Saved data entries
========

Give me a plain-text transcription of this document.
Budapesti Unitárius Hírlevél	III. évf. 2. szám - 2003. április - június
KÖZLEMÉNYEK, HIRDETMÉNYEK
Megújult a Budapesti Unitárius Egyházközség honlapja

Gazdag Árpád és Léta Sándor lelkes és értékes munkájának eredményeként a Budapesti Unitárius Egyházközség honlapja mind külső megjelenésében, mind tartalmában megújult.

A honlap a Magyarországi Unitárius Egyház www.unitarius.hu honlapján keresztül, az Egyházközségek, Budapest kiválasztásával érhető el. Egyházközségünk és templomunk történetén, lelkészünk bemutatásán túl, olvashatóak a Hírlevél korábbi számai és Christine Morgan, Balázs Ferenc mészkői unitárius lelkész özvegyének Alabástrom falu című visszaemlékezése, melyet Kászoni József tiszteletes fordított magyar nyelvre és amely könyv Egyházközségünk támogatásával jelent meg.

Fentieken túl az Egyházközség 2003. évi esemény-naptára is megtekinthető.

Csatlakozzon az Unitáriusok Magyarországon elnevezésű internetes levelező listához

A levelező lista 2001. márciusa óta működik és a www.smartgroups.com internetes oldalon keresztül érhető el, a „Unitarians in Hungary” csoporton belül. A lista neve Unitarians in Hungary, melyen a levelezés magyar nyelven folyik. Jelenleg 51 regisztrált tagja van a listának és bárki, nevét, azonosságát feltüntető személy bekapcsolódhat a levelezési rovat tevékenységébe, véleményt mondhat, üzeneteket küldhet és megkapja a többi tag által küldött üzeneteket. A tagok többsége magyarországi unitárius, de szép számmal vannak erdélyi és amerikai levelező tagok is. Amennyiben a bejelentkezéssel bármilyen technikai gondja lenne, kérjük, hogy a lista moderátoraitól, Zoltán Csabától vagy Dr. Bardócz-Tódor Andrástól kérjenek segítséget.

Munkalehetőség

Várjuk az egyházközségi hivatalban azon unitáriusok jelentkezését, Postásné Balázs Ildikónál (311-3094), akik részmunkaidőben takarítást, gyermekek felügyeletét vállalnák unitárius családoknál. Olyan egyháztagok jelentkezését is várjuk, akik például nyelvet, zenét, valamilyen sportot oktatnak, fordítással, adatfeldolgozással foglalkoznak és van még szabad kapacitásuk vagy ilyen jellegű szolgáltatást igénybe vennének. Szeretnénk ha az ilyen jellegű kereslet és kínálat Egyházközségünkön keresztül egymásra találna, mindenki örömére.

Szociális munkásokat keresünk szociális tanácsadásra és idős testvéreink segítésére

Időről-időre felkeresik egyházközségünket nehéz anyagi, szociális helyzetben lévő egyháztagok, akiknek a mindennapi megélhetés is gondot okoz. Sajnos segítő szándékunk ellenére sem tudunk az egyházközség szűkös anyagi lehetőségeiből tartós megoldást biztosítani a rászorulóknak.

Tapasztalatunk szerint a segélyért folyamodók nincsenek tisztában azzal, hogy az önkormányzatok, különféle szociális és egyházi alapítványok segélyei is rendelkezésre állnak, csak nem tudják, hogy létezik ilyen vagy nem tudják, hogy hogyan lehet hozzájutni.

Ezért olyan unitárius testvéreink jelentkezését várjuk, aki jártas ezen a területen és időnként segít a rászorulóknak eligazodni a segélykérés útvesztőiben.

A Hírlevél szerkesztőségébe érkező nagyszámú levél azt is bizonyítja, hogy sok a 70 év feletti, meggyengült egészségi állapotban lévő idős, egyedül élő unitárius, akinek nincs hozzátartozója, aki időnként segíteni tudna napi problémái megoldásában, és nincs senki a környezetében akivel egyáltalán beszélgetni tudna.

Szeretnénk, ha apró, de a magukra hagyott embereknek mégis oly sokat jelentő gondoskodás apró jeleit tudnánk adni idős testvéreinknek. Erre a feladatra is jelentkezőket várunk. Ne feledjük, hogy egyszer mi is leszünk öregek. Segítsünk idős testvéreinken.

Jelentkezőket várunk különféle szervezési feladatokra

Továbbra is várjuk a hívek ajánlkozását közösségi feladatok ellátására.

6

========

→ **Exercise description**
Send back all of the entries exactly, with nothing missing.

→ **Task response**
Give me a plain-text transcription of this document.
Budapesti Unitárius Hírlevél	III. évf. 2. szám - 2003. április - június
KÖZLEMÉNYEK, HIRDETMÉNYEK
Megújult a Budapesti Unitárius Egyházközség honlapja

Gazdag Árpád és Léta Sándor lelkes és értékes munkájának eredményeként a Budapesti Unitárius Egyházközség honlapja mind külső megjelenésében, mind tartalmában megújult.

A honlap a Magyarországi Unitárius Egyház www.unitarius.hu honlapján keresztül, az Egyházközségek, Budapest kiválasztásával érhető el. Egyházközségünk és templomunk történetén, lelkészünk bemutatásán túl, olvashatóak a Hírlevél korábbi számai és Christine Morgan, Balázs Ferenc mészkői unitárius lelkész özvegyének Alabástrom falu című visszaemlékezése, melyet Kászoni József tiszteletes fordított magyar nyelvre és amely könyv Egyházközségünk támogatásával jelent meg.

Fentieken túl az Egyházközség 2003. évi esemény-naptára is megtekinthető.

Csatlakozzon az Unitáriusok Magyarországon elnevezésű internetes levelező listához

A levelező lista 2001. márciusa óta működik és a www.smartgroups.com internetes oldalon keresztül érhető el, a „Unitarians in Hungary” csoporton belül. A lista neve Unitarians in Hungary, melyen a levelezés magyar nyelven folyik. Jelenleg 51 regisztrált tagja van a listának és bárki, nevét, azonosságát feltüntető személy bekapcsolódhat a levelezési rovat tevékenységébe, véleményt mondhat, üzeneteket küldhet és megkapja a többi tag által küldött üzeneteket. A tagok többsége magyarországi unitárius, de szép számmal vannak erdélyi és amerikai levelező tagok is. Amennyiben a bejelentkezéssel bármilyen technikai gondja lenne, kérjük, hogy a lista moderátoraitól, Zoltán Csabától vagy Dr. Bardócz-Tódor Andrástól kérjenek segítséget.

Munkalehetőség

Várjuk az egyházközségi hivatalban azon unitáriusok jelentkezését, Postásné Balázs Ildikónál (311-3094), akik részmunkaidőben takarítást, gyermekek felügyeletét vállalnák unitárius családoknál. Olyan egyháztagok jelentkezését is várjuk, akik például nyelvet, zenét, valamilyen sportot oktatnak, fordítással, adatfeldolgozással foglalkoznak és van még szabad kapacitásuk vagy ilyen jellegű szolgáltatást igénybe vennének. Szeretnénk ha az ilyen jellegű kereslet és kínálat Egyházközségünkön keresztül egymásra találna, mindenki örömére.

Szociális munkásokat keresünk szociális tanácsadásra és idős testvéreink segítésére

Időről-időre felkeresik egyházközségünket nehéz anyagi, szociális helyzetben lévő egyháztagok, akiknek a mindennapi megélhetés is gondot okoz. Sajnos segítő szándékunk ellenére sem tudunk az egyházközség szűkös anyagi lehetőségeiből tartós megoldást biztosítani a rászorulóknak.

Tapasztalatunk szerint a segélyért folyamodók nincsenek tisztában azzal, hogy az önkormányzatok, különféle szociális és egyházi alapítványok segélyei is rendelkezésre állnak, csak nem tudják, hogy létezik ilyen vagy nem tudják, hogy hogyan lehet hozzájutni.

Ezért olyan unitárius testvéreink jelentkezését várjuk, aki jártas ezen a területen és időnként segít a rászorulóknak eligazodni a segélykérés útvesztőiben.

A Hírlevél szerkesztőségébe érkező nagyszámú levél azt is bizonyítja, hogy sok a 70 év feletti, meggyengült egészségi állapotban lévő idős, egyedül élő unitárius, akinek nincs hozzátartozója, aki időnként segíteni tudna napi problémái megoldásában, és nincs senki a környezetében akivel egyáltalán beszélgetni tudna.

Szeretnénk, ha apró, de a magukra hagyott embereknek mégis oly sokat jelentő gondoskodás apró jeleit tudnánk adni idős testvéreinknek. Erre a feladatra is jelentkezőket várunk. Ne feledjük, hogy egyszer mi is leszünk öregek. Segítsünk idős testvéreinken.

Jelentkezőket várunk különféle szervezési feladatokra

Továbbra is várjuk a hívek ajánlkozását közösségi feladatok ellátására.

6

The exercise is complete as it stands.